== Task instructions ==
Below are some records. Say how many of their lines include the string "true", giving only the number.

== Dataset excerpts ==
**********
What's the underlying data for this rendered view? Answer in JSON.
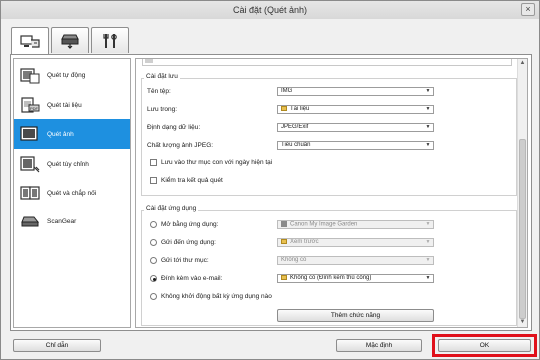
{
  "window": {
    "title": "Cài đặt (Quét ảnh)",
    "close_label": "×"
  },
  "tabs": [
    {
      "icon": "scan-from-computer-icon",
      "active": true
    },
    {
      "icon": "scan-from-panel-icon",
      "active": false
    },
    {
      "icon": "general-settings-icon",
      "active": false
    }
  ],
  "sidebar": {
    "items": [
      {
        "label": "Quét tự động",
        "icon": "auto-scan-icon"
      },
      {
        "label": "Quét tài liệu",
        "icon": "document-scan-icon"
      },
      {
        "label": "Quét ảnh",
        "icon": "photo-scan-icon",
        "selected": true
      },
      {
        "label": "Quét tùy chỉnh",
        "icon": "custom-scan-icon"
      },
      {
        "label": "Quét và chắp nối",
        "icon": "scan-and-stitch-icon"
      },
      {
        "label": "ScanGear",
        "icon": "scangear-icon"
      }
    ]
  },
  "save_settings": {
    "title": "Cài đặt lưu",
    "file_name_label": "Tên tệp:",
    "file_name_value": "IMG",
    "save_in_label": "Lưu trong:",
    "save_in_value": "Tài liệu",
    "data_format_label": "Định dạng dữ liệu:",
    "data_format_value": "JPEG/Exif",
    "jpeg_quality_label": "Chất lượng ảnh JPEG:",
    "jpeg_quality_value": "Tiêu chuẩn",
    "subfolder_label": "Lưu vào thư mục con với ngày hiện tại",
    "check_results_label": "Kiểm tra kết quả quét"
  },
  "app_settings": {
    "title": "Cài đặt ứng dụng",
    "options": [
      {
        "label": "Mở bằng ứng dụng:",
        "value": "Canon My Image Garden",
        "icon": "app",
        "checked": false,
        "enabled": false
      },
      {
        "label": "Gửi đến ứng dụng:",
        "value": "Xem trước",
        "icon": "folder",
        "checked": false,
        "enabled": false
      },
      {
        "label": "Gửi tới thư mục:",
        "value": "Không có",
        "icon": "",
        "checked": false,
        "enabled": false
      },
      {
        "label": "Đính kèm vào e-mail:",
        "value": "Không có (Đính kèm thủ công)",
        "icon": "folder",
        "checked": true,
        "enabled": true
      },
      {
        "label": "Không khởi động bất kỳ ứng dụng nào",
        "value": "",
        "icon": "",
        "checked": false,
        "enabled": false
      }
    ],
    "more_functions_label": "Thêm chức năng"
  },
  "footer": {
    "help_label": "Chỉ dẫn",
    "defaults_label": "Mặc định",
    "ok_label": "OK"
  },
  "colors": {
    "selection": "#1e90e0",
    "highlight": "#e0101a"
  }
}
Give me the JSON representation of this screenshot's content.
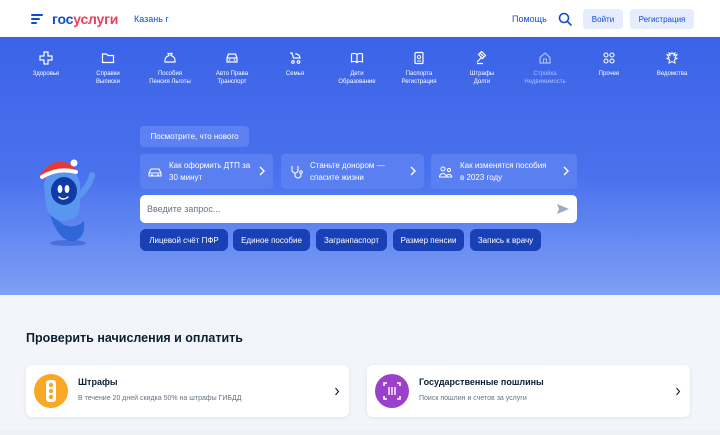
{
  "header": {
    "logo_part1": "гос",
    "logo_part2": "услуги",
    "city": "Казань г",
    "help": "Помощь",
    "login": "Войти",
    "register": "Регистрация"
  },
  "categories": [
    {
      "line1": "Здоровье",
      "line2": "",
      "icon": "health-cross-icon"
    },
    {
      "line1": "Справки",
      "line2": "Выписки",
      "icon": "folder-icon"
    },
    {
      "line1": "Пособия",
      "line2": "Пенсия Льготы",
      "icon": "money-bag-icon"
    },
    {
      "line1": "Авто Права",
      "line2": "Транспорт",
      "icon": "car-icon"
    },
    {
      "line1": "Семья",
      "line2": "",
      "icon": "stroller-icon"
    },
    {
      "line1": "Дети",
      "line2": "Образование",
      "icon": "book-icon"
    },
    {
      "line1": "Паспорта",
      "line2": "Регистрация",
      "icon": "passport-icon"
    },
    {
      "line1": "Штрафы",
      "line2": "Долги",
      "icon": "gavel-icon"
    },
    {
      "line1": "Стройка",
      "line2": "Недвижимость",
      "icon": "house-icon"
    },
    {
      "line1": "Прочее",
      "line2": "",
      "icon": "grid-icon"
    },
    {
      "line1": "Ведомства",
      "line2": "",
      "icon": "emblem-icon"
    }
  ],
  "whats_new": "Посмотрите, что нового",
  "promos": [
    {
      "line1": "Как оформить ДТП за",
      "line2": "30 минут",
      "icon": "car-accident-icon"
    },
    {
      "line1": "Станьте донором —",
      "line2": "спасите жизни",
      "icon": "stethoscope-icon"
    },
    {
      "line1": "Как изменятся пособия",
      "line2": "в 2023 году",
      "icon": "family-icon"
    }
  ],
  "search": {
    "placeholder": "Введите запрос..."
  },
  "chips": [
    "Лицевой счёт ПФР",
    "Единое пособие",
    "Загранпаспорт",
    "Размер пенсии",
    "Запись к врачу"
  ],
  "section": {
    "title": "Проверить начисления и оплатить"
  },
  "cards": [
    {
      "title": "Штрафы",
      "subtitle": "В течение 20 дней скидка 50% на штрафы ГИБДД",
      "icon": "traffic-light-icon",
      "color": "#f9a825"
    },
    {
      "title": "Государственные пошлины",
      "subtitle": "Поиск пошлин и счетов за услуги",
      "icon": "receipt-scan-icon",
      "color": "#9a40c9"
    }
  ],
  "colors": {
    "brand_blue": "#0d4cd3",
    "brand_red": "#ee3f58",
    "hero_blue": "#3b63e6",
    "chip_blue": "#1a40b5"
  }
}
**********
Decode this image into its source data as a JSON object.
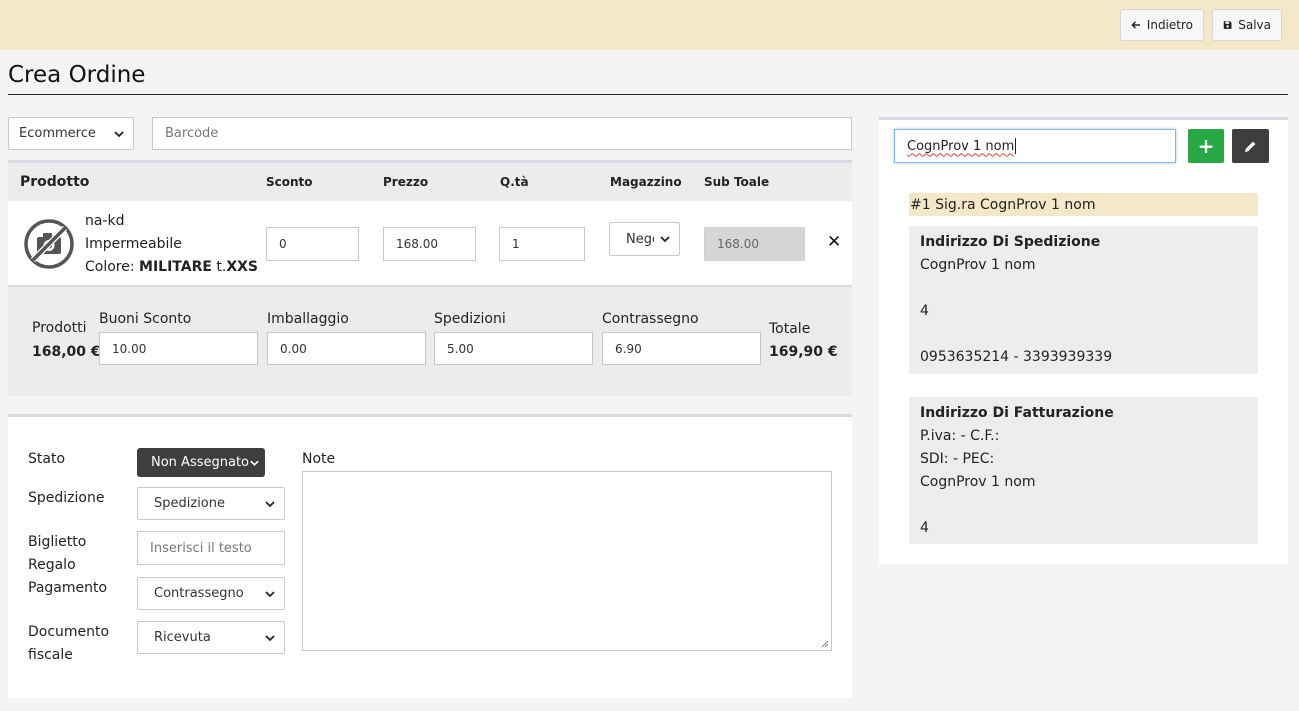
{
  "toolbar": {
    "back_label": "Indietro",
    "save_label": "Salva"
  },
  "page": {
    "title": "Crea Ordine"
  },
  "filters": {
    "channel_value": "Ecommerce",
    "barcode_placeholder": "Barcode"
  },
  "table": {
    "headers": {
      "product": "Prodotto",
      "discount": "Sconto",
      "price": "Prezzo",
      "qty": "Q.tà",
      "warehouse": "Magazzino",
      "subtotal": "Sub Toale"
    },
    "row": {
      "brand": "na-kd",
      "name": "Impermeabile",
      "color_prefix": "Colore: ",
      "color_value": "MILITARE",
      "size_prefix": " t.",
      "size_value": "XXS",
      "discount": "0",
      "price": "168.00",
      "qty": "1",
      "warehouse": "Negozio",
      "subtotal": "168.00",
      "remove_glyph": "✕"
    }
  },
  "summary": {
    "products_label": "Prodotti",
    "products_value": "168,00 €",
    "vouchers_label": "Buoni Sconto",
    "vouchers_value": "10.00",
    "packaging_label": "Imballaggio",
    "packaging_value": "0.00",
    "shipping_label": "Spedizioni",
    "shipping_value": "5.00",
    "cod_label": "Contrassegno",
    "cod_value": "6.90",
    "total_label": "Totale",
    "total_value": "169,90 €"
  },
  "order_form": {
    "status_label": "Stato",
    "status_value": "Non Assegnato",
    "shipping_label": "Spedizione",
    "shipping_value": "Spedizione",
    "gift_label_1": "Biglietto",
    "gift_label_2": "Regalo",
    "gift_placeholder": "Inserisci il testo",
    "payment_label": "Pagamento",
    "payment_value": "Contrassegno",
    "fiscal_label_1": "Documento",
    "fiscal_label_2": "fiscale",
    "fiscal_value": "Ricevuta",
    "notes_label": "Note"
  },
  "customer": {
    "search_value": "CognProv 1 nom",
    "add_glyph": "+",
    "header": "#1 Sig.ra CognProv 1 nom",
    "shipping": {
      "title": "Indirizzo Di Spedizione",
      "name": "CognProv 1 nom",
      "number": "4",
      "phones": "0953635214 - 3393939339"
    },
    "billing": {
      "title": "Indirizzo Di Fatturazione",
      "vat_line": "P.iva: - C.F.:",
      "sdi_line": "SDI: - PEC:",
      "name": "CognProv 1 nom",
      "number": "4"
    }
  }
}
**********
== Solution for this problem ==
4